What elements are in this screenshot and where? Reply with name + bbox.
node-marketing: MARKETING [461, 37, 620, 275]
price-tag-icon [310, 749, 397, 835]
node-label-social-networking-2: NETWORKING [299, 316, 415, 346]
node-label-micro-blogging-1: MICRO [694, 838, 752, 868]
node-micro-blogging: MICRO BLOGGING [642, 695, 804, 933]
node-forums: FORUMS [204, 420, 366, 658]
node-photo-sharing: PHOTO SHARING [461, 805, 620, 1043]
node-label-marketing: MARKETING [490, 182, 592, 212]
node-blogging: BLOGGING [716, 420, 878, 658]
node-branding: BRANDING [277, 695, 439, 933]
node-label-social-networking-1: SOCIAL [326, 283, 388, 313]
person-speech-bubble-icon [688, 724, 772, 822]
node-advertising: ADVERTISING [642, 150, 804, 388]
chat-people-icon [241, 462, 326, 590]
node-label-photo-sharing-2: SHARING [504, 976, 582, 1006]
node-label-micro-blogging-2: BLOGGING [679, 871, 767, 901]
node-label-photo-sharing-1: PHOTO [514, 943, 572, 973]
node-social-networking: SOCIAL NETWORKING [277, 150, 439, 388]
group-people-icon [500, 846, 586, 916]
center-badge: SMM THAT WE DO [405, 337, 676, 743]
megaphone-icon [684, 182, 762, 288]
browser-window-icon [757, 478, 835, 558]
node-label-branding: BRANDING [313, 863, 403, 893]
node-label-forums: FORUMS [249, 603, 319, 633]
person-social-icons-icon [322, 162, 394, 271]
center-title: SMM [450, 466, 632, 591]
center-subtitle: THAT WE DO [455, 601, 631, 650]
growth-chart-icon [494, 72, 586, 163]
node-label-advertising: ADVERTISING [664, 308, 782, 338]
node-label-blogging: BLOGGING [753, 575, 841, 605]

## GOAL:
Copy out all of the lines above, keeping every character unchanged.

## REPLY:
What elements are in this screenshot and where? Reply with name + bbox.
node-marketing: MARKETING [461, 37, 620, 275]
price-tag-icon [310, 749, 397, 835]
node-label-social-networking-2: NETWORKING [299, 316, 415, 346]
node-label-micro-blogging-1: MICRO [694, 838, 752, 868]
node-micro-blogging: MICRO BLOGGING [642, 695, 804, 933]
node-forums: FORUMS [204, 420, 366, 658]
node-photo-sharing: PHOTO SHARING [461, 805, 620, 1043]
node-label-marketing: MARKETING [490, 182, 592, 212]
node-blogging: BLOGGING [716, 420, 878, 658]
node-branding: BRANDING [277, 695, 439, 933]
node-label-social-networking-1: SOCIAL [326, 283, 388, 313]
person-speech-bubble-icon [688, 724, 772, 822]
node-advertising: ADVERTISING [642, 150, 804, 388]
chat-people-icon [241, 462, 326, 590]
node-label-photo-sharing-2: SHARING [504, 976, 582, 1006]
node-label-micro-blogging-2: BLOGGING [679, 871, 767, 901]
node-label-photo-sharing-1: PHOTO [514, 943, 572, 973]
node-social-networking: SOCIAL NETWORKING [277, 150, 439, 388]
group-people-icon [500, 846, 586, 916]
center-badge: SMM THAT WE DO [405, 337, 676, 743]
megaphone-icon [684, 182, 762, 288]
browser-window-icon [757, 478, 835, 558]
node-label-branding: BRANDING [313, 863, 403, 893]
node-label-forums: FORUMS [249, 603, 319, 633]
person-social-icons-icon [322, 162, 394, 271]
center-title: SMM [450, 466, 632, 591]
center-subtitle: THAT WE DO [455, 601, 631, 650]
growth-chart-icon [494, 72, 586, 163]
node-label-advertising: ADVERTISING [664, 308, 782, 338]
node-label-blogging: BLOGGING [753, 575, 841, 605]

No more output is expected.